PROMPT: How many of the lines below contain "document"? Answer with that number alone.

(Excerpt from a dataset)
━━━

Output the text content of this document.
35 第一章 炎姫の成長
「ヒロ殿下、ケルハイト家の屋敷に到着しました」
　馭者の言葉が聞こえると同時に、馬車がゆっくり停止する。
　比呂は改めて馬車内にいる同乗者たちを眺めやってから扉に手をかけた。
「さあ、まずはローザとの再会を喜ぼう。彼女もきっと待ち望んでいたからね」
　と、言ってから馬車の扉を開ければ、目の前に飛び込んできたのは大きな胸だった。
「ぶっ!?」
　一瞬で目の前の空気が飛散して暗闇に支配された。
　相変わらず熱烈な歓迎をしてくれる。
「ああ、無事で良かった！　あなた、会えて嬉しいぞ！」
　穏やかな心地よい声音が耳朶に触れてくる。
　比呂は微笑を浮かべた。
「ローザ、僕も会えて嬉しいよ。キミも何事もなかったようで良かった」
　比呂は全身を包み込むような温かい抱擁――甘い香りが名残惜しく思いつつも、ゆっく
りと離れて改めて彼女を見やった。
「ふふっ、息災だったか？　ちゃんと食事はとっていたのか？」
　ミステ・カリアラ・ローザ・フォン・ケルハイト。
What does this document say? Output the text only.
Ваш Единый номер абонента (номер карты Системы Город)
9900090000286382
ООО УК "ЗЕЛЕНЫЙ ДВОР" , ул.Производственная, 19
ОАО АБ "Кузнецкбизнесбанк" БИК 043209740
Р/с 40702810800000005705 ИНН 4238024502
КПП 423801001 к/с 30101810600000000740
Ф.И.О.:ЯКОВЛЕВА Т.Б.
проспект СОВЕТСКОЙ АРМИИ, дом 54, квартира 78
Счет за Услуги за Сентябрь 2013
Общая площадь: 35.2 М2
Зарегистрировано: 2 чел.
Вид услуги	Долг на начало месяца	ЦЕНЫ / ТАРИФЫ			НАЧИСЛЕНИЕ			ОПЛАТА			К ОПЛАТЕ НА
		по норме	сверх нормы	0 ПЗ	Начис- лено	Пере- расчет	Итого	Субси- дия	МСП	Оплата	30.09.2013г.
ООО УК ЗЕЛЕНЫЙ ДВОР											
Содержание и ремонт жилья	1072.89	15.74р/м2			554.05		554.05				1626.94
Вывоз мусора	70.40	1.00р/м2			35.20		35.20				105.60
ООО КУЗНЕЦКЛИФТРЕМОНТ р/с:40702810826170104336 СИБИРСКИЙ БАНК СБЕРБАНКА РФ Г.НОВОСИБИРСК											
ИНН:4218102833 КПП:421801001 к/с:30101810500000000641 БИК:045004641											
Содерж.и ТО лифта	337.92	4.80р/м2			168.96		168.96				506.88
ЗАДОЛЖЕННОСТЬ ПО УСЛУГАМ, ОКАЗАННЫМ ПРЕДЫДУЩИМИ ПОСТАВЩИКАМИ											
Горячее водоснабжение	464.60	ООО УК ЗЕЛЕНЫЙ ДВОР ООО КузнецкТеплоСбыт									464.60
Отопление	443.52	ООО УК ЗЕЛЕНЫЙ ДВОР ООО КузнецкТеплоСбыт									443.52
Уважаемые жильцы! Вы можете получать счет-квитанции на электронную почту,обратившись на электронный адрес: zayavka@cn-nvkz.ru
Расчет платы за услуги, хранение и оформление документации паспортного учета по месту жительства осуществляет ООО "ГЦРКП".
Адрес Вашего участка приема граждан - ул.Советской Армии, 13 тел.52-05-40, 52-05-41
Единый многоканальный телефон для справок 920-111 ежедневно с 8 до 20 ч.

━━━

RESULT BELOW: 2